[Data entries]
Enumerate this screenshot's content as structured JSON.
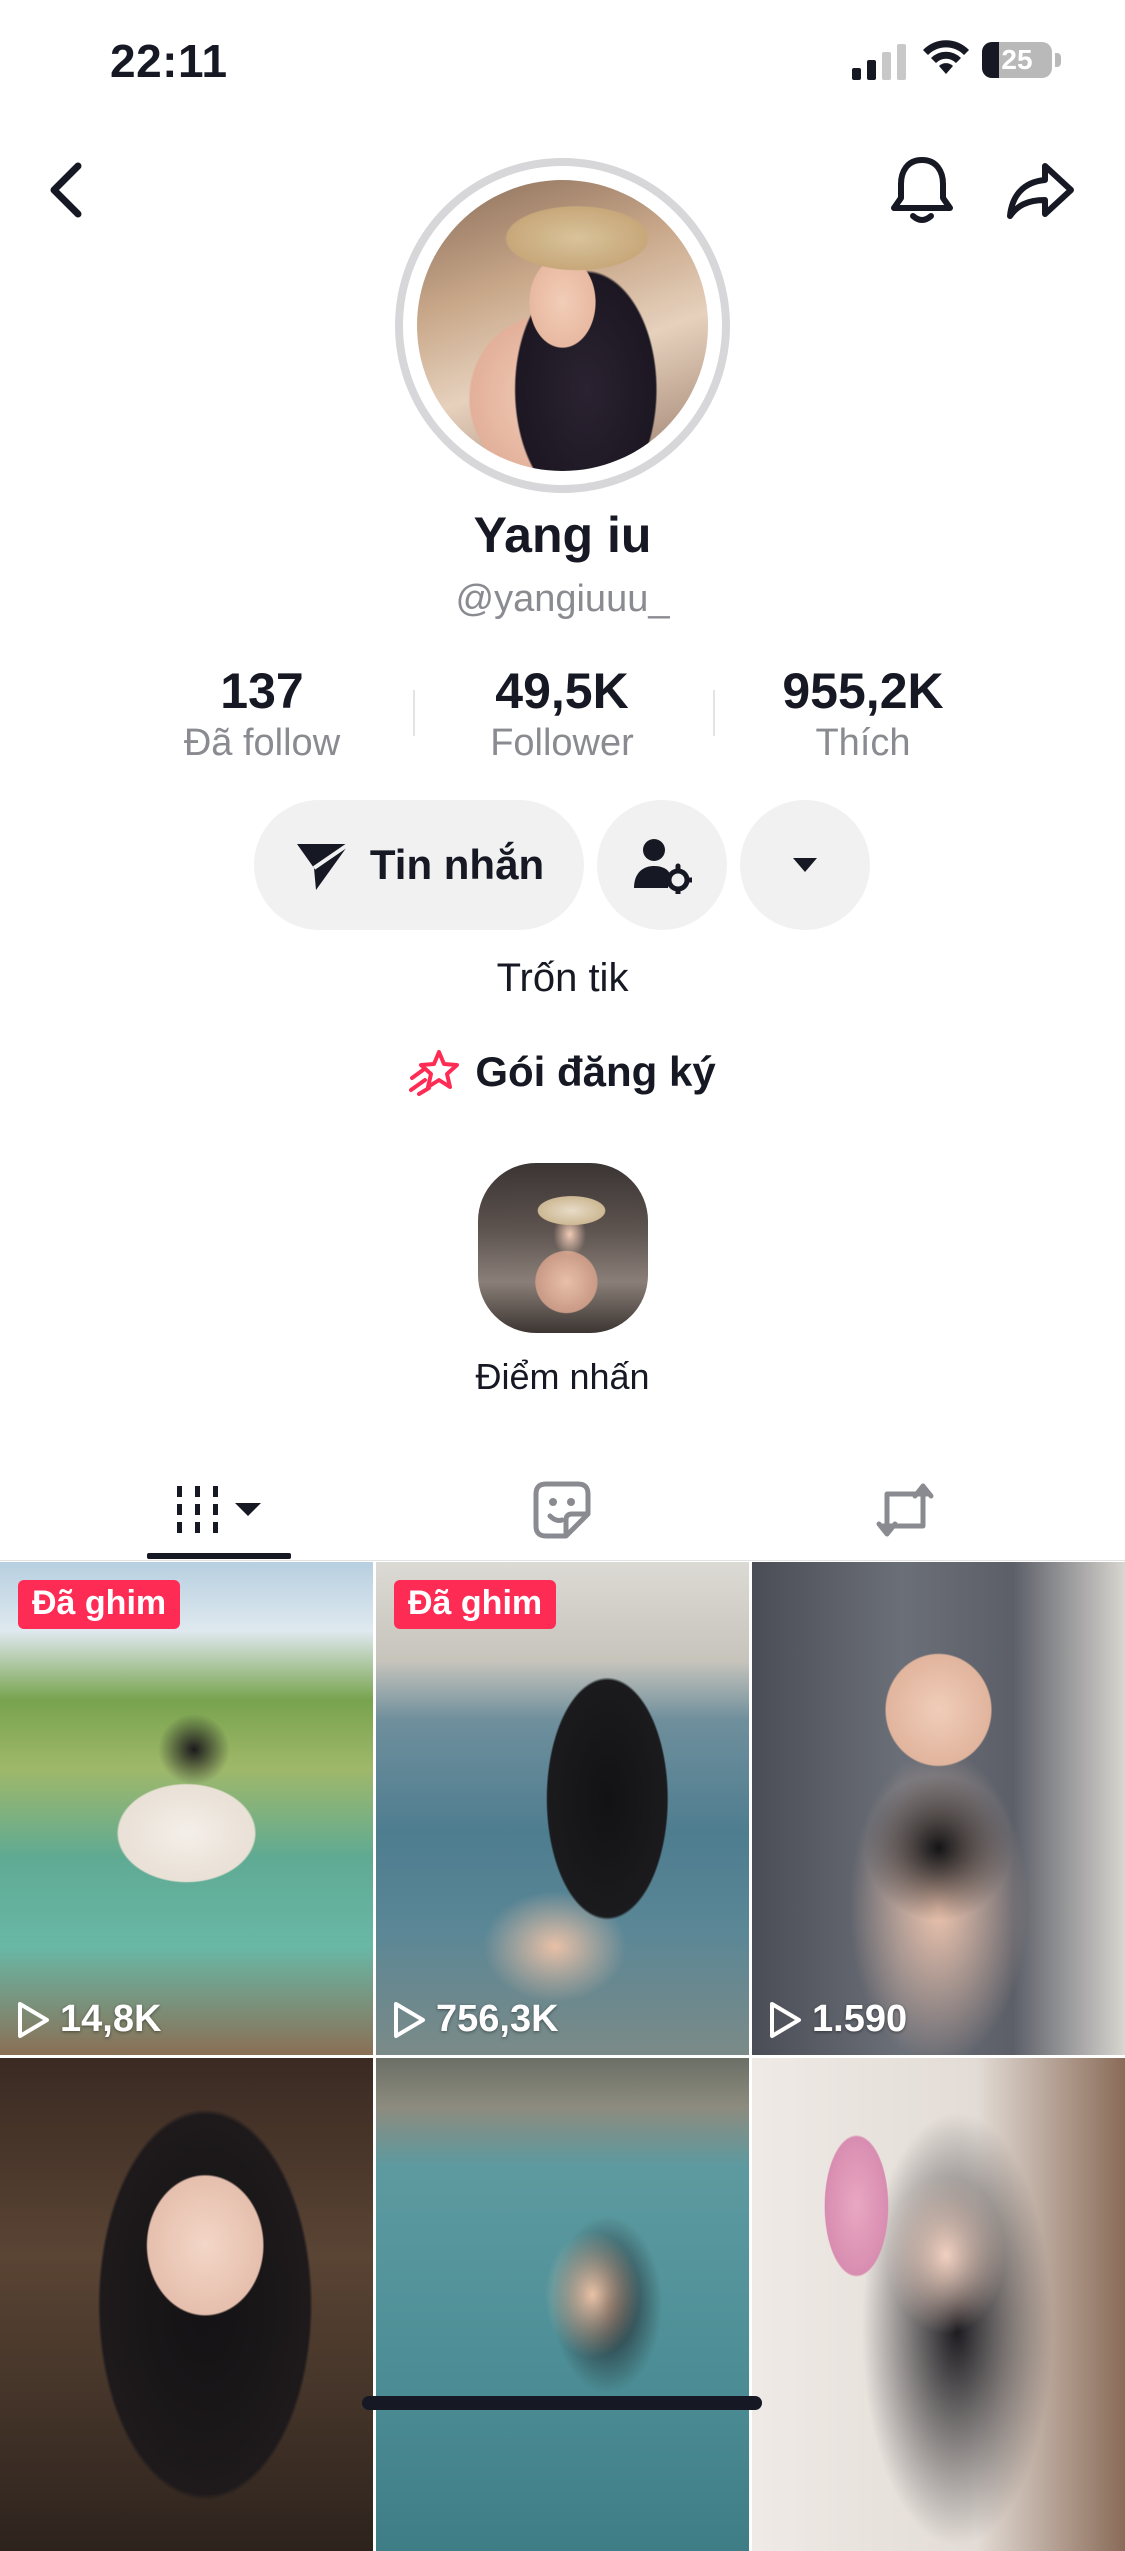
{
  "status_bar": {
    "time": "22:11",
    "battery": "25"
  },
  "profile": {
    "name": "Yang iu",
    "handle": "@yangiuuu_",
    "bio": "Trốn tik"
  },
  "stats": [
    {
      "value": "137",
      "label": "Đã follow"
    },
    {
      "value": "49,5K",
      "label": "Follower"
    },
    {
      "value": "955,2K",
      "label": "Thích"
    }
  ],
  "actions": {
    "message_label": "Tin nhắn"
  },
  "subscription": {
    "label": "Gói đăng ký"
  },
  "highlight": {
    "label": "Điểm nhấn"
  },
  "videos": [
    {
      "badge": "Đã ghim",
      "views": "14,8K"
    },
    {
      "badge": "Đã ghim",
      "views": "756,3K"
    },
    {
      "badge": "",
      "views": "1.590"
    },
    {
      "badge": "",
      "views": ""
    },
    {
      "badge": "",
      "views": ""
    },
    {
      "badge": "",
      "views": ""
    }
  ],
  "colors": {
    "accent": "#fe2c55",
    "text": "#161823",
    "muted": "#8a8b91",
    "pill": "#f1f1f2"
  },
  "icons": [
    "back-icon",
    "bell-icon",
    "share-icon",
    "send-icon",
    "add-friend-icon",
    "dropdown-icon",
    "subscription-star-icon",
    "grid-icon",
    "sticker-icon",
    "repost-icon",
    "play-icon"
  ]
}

**Exercise brief:** Go through the listing above and list every line that has the word "subscription".

**Full answer:**
  "subscription": {
    "subscription-star-icon",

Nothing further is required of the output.